WHAT YOU SHOULD DO:
From the listing below, return each line that includes "examiné".
══ PROVIDED ENTRIES
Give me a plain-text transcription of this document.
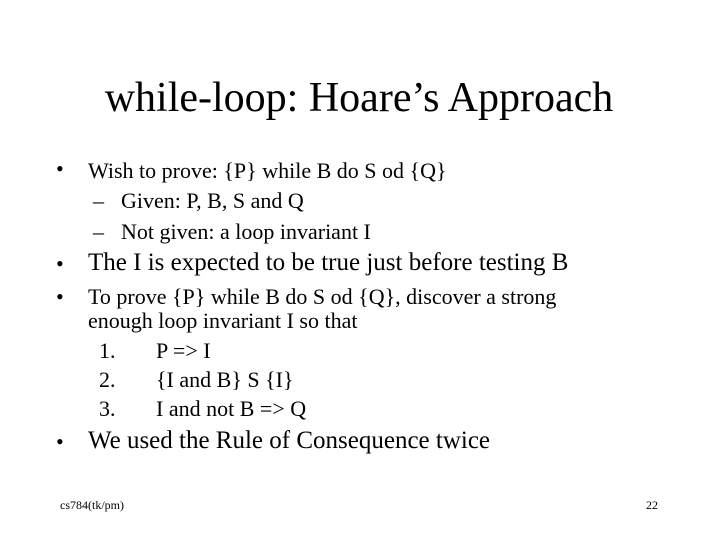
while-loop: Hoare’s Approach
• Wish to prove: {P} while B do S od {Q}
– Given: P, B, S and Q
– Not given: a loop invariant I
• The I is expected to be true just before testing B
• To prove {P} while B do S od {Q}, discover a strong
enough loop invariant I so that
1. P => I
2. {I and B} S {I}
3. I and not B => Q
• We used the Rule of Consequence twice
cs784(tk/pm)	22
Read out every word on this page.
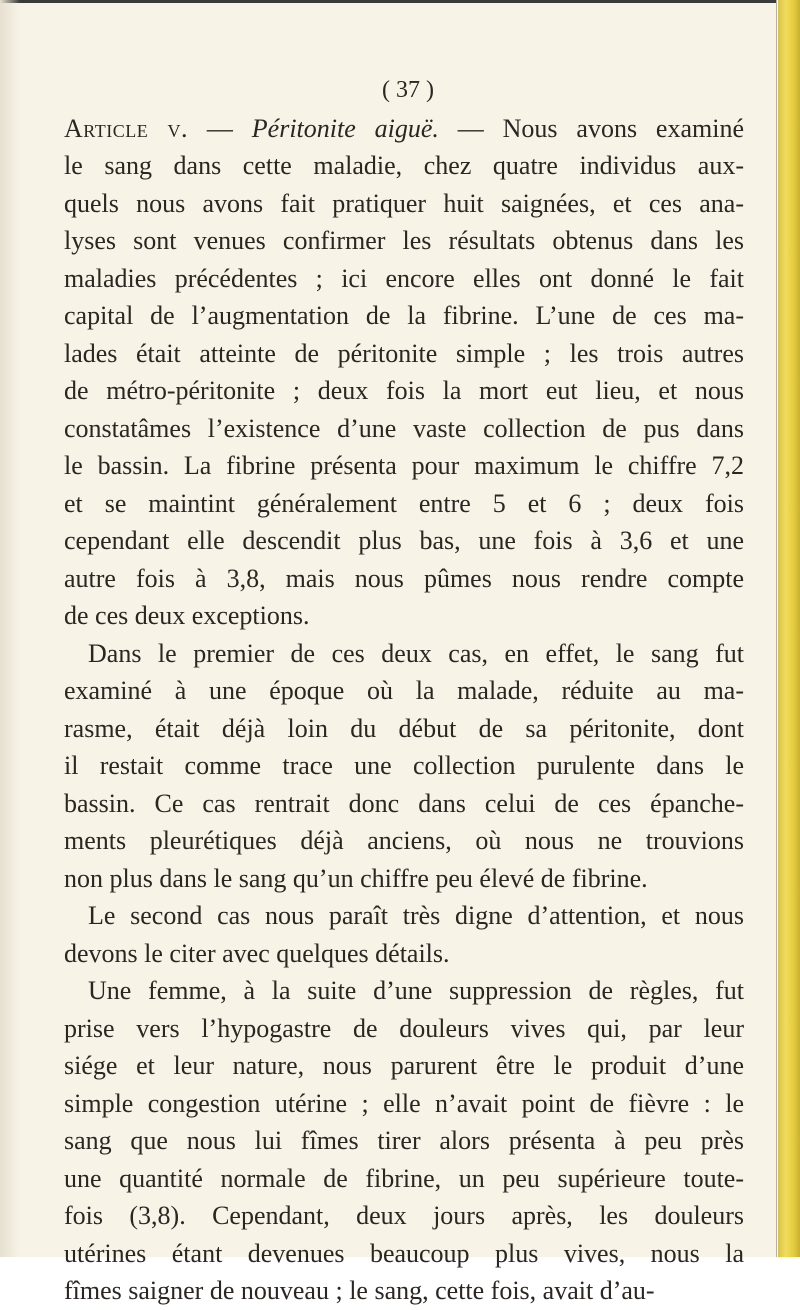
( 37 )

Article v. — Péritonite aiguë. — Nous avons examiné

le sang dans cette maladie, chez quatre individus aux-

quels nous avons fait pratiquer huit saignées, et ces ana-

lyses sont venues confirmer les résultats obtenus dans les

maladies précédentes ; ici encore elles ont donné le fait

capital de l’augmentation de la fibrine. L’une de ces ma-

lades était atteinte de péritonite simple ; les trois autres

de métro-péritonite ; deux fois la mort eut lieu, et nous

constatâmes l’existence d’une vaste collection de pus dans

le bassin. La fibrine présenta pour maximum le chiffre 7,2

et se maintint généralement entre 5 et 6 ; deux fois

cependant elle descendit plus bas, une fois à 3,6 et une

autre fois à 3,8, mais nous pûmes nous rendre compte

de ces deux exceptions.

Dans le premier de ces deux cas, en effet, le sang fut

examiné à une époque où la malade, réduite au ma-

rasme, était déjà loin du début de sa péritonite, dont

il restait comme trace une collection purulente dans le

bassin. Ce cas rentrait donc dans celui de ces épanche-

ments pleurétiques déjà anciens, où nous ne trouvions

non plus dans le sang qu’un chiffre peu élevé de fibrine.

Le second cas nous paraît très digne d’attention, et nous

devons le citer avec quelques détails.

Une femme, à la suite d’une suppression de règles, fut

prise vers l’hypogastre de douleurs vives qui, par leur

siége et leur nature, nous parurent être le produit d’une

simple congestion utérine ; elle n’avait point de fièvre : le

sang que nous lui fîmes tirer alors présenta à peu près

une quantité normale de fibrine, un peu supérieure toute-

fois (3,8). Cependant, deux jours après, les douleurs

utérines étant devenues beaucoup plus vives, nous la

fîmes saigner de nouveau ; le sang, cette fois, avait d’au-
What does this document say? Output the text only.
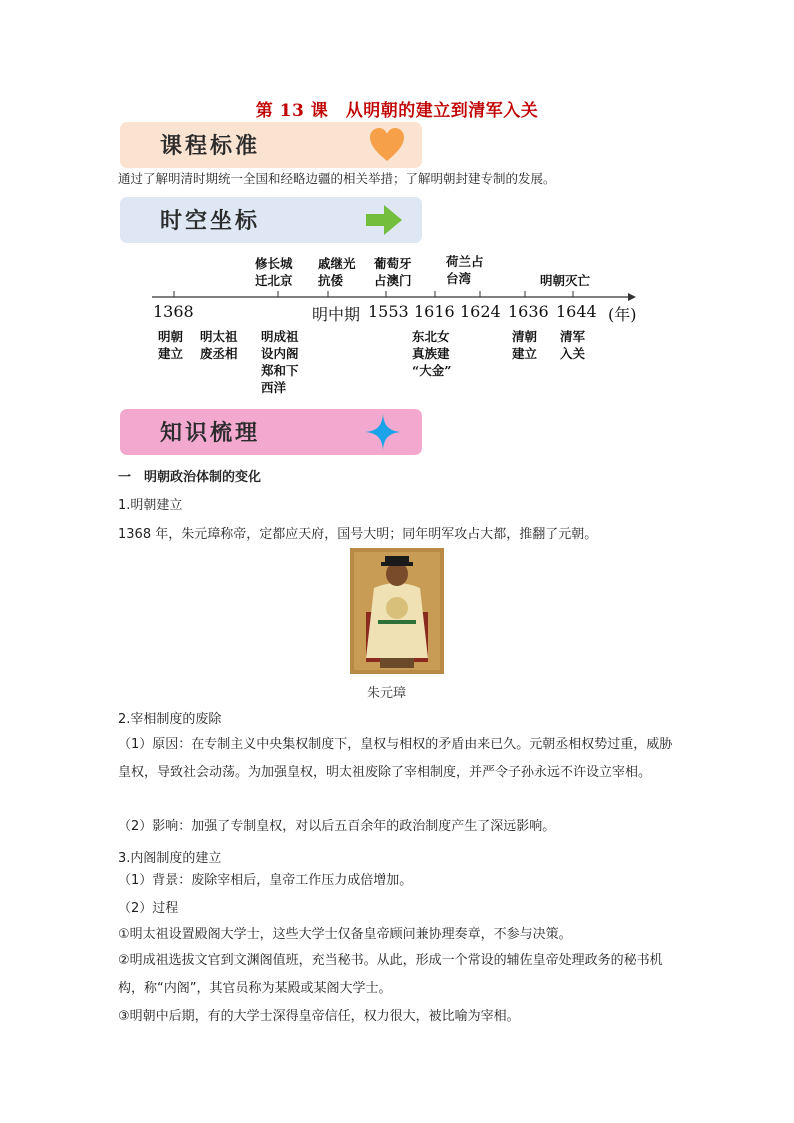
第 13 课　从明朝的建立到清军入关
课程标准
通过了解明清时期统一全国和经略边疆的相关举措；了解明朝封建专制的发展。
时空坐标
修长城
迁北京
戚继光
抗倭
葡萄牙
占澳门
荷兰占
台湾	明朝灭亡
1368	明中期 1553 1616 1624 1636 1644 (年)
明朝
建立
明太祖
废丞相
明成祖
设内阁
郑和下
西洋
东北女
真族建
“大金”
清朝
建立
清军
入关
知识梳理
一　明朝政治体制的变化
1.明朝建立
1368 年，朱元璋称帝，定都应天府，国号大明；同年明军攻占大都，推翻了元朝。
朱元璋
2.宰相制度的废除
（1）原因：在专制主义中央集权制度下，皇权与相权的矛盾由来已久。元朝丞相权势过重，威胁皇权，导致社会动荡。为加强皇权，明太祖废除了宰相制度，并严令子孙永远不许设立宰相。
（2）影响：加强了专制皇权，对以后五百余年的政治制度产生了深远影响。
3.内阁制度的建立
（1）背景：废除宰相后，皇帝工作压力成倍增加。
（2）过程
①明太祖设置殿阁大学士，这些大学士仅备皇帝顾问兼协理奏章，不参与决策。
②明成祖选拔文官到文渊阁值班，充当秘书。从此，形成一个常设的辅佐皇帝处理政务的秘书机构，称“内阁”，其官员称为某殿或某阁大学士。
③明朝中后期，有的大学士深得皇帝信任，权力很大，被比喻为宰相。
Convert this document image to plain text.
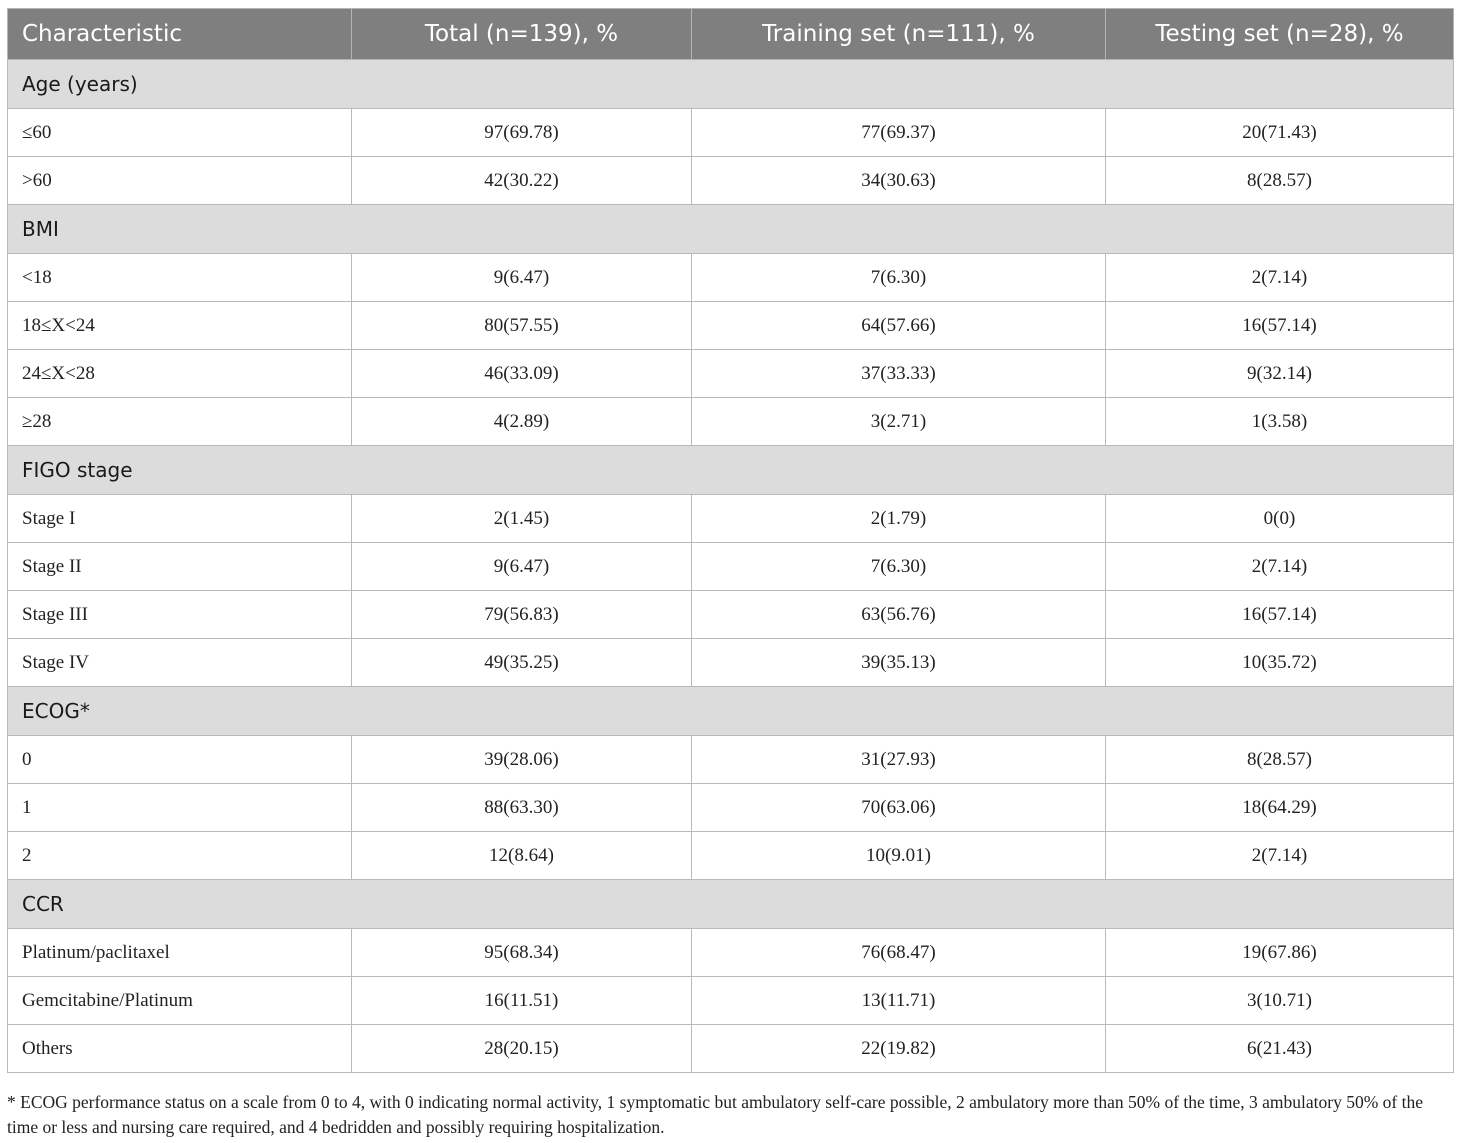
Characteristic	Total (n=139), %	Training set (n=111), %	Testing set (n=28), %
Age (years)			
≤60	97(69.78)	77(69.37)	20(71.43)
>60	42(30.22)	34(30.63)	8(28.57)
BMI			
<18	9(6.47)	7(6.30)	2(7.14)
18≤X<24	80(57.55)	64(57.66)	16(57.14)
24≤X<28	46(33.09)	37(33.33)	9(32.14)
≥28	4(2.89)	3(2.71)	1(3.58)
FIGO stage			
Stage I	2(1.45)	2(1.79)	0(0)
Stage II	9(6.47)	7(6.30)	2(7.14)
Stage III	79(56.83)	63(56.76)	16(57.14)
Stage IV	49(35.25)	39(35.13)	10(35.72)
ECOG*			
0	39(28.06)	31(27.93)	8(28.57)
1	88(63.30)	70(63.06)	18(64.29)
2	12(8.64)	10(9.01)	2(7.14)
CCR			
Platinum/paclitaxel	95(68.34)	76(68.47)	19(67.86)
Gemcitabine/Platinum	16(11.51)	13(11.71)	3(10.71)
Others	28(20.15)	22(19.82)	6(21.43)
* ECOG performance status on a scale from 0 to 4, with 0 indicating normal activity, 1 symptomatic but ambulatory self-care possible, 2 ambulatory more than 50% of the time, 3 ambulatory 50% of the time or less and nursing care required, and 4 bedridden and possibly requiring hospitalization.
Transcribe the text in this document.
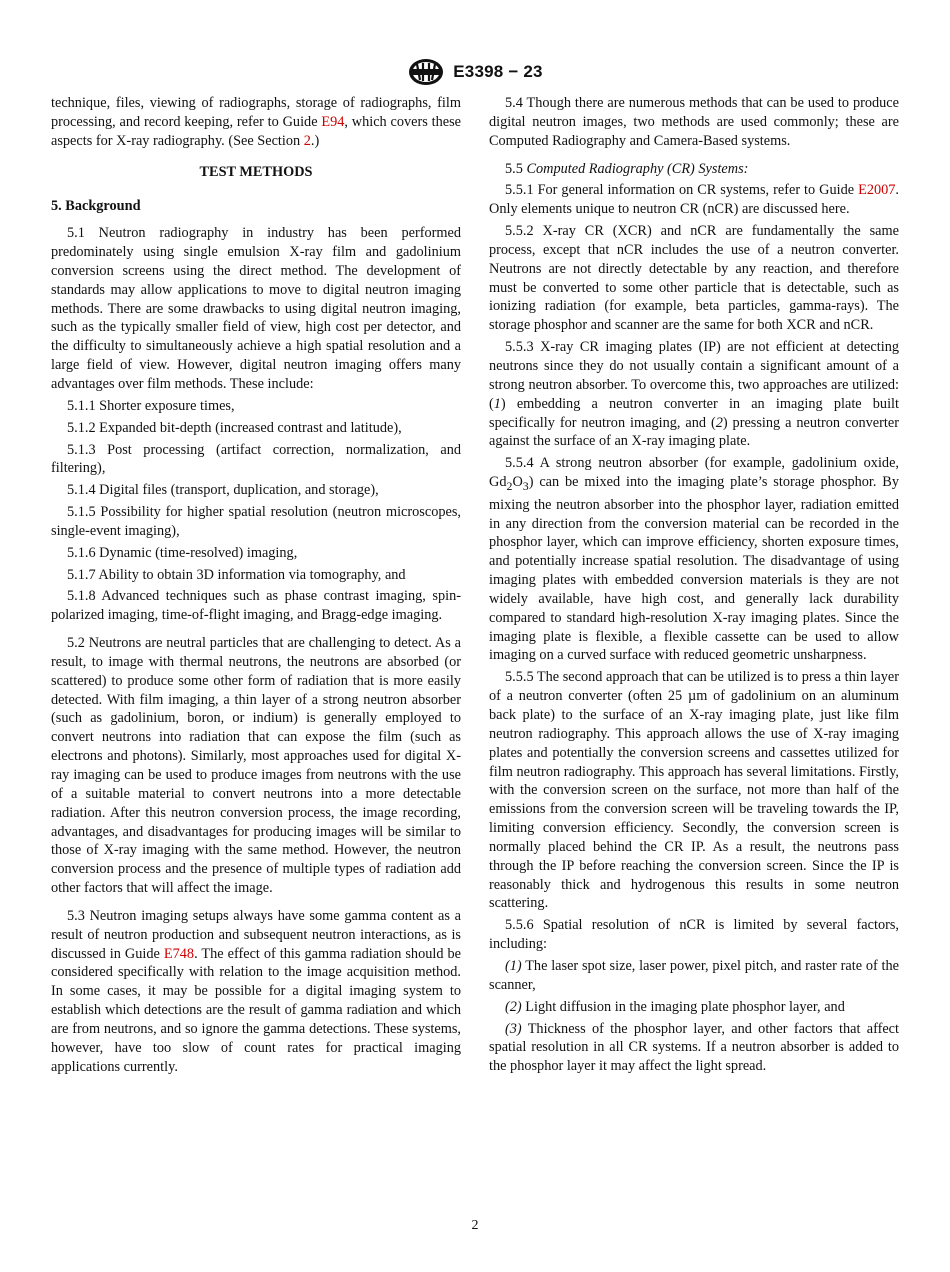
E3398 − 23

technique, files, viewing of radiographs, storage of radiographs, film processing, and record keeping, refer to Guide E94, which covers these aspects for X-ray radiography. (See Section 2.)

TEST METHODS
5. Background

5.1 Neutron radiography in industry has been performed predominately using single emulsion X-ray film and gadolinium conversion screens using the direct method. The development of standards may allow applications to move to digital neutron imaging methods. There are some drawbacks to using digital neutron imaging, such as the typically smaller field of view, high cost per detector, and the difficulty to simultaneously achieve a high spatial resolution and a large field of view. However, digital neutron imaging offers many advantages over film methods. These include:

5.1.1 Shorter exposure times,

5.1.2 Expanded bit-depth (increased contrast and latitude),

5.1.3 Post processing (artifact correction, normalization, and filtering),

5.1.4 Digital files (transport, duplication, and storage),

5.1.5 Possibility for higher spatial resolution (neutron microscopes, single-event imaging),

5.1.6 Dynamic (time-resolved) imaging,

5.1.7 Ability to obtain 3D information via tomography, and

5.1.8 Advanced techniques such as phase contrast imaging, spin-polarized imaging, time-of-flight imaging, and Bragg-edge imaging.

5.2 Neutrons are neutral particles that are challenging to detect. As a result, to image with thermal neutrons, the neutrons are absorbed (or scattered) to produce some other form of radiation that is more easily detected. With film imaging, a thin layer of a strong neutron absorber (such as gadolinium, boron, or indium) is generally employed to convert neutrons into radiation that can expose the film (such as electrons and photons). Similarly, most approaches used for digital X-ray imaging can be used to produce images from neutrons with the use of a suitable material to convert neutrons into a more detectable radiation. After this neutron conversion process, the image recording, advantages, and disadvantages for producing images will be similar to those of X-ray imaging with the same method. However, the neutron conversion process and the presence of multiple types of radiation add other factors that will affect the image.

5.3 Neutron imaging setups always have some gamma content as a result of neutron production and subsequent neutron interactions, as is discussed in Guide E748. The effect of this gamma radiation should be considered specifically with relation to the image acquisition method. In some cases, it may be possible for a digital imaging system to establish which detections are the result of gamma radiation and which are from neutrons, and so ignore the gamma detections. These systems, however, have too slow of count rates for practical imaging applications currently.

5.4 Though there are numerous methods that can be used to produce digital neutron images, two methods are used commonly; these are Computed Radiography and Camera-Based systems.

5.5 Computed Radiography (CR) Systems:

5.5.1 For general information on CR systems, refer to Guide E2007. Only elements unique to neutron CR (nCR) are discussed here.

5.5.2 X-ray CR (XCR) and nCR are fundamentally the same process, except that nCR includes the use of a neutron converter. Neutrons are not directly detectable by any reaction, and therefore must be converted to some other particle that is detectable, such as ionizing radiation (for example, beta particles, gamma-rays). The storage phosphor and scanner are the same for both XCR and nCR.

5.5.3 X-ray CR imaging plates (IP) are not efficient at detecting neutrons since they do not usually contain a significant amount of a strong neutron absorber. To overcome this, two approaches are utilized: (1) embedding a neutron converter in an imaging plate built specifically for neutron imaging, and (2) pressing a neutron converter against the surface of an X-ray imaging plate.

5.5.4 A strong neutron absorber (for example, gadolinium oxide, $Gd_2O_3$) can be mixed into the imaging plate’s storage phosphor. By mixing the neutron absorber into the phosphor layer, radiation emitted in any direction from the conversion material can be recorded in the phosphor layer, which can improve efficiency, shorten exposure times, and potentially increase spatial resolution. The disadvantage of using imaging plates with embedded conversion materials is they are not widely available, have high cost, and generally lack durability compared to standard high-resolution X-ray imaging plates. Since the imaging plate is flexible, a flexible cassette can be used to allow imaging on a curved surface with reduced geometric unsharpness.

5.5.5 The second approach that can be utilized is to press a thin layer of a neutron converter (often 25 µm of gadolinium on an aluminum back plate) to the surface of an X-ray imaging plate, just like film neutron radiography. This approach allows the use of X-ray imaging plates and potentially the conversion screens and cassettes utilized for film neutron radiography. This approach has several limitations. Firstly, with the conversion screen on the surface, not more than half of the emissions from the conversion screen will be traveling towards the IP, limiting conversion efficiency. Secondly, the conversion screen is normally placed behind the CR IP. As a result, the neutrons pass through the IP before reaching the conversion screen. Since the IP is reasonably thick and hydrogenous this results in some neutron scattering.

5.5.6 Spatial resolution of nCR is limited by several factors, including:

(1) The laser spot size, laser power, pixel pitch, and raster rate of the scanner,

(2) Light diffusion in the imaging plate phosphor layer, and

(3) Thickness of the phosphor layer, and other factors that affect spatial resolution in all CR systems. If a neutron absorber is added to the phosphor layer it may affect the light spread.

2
════
OUTPUT:
Article v. — Péritonite aiguë. — Nous avons examiné
examiné à une époque où la malade, réduite au ma-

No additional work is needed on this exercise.